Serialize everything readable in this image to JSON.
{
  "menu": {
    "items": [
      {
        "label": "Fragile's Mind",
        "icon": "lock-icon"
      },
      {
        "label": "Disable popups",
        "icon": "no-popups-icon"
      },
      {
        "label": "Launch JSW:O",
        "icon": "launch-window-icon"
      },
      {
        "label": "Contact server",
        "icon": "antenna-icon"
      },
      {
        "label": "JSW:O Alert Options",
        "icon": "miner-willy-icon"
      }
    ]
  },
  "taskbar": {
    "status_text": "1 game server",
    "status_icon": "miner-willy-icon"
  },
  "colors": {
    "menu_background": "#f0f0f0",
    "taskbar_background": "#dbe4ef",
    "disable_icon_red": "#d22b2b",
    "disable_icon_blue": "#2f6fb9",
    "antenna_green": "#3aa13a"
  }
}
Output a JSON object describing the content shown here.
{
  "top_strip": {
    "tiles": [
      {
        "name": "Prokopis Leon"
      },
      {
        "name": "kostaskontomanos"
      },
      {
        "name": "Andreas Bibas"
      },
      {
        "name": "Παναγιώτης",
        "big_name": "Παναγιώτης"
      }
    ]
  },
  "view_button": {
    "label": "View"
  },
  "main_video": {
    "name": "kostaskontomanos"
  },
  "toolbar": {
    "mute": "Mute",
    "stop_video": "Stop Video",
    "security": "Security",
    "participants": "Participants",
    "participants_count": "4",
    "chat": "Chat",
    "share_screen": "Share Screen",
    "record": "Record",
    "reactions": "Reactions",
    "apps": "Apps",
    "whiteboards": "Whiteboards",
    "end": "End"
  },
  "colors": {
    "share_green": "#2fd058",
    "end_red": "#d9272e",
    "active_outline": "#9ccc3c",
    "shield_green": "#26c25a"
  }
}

Requirements: Extract every line containing the string "miner" from the material.

Response below:
        "icon": "miner-willy-icon"
    "status_icon": "miner-willy-icon"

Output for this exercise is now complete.